--- start Entries supplied ---
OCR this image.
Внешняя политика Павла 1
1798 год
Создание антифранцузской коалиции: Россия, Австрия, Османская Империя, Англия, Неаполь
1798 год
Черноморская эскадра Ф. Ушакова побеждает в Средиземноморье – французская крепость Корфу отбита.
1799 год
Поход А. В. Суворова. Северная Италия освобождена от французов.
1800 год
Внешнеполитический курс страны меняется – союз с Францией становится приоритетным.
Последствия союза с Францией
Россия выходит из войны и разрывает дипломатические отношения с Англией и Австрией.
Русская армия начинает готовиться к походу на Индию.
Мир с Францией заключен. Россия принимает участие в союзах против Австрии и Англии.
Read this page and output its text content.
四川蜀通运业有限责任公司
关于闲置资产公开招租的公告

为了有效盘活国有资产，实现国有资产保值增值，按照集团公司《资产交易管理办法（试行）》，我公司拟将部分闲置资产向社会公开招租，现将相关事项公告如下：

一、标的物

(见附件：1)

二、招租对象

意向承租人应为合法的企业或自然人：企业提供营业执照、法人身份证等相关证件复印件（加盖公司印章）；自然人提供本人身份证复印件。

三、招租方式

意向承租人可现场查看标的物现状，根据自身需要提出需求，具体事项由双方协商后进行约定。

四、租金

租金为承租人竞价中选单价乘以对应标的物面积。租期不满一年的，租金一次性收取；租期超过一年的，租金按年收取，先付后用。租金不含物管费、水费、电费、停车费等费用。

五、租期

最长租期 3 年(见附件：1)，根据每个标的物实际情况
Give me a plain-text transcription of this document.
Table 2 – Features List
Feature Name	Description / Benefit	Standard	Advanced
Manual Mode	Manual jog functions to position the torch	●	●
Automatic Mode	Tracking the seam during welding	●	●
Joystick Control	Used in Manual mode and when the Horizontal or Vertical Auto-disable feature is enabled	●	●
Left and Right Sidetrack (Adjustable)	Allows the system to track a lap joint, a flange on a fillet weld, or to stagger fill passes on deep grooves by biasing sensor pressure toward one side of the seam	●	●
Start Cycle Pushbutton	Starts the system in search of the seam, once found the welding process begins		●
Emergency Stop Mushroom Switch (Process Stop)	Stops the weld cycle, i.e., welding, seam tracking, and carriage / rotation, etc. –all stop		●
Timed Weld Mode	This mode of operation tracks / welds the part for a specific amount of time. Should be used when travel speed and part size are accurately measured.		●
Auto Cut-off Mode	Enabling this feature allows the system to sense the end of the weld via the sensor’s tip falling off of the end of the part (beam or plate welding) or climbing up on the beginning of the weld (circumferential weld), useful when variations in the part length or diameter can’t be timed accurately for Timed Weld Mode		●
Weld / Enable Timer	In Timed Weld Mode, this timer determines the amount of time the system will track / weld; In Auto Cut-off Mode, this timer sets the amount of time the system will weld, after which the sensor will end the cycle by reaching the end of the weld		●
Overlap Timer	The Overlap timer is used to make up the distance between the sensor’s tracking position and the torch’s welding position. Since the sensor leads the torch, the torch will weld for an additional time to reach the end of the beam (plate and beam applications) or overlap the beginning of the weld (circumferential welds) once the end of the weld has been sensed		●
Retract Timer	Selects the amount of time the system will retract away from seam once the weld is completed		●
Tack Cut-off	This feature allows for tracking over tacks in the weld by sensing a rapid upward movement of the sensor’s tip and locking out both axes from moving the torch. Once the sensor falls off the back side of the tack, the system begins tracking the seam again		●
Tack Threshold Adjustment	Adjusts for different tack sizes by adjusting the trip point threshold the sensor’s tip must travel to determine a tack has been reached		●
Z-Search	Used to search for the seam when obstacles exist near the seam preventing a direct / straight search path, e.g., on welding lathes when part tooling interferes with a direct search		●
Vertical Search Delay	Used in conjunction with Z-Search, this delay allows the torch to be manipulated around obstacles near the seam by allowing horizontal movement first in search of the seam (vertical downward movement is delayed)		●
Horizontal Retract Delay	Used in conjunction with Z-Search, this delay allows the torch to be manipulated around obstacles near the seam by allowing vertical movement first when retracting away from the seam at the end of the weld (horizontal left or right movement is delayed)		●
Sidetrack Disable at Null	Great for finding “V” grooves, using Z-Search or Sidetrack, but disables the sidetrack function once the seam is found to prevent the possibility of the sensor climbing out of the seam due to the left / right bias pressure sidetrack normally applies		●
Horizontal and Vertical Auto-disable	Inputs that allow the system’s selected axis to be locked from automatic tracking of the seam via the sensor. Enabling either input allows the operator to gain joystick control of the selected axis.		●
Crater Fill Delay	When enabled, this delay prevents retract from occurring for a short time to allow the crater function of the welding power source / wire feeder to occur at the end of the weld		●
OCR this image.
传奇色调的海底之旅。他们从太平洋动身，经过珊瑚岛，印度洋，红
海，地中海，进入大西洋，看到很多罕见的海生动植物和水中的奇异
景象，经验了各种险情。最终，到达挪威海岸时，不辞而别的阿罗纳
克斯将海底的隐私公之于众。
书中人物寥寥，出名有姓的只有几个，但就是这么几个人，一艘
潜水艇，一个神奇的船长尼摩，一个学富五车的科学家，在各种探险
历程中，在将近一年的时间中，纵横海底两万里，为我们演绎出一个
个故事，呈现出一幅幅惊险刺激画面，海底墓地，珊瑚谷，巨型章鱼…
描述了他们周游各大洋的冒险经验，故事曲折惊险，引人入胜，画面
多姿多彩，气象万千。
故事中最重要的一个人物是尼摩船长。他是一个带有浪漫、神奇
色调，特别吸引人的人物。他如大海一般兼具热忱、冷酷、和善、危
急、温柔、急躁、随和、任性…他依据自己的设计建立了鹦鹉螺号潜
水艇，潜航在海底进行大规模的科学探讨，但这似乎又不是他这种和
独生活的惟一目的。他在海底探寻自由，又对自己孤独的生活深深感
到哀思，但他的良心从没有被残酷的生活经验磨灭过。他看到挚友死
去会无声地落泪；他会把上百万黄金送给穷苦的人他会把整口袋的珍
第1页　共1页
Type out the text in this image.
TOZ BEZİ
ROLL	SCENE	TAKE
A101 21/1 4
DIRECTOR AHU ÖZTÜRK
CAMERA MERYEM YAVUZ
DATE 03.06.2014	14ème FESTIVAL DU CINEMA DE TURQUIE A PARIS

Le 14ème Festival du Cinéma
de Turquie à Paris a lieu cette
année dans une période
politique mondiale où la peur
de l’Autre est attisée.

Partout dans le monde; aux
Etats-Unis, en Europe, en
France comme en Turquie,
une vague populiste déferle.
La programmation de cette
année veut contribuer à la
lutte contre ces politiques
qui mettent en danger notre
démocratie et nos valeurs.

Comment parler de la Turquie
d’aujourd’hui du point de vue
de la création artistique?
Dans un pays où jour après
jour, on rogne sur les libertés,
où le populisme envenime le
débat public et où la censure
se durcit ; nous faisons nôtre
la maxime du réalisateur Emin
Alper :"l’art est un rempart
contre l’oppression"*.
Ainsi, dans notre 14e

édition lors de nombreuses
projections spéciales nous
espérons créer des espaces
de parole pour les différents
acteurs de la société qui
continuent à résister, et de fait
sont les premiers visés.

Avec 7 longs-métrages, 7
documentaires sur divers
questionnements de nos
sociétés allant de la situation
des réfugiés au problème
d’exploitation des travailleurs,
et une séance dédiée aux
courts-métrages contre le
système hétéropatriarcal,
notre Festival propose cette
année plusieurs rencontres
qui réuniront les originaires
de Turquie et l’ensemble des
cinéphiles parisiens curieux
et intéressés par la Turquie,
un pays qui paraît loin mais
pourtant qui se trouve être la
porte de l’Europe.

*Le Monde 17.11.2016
--- end Entries supplied ---
Find the lines above holding the word "position" and show them.

Manual Mode	Manual jog functions to position the torch	●	●
Overlap Timer	The Overlap timer is used to make up the distance between the sensor’s tracking position and the torch’s welding position. Since the sensor leads the torch, the torch will weld for an additional time to reach the end of the beam (plate and beam applications) or overlap the beginning of the weld (circumferential welds) once the end of the weld has been sensed		●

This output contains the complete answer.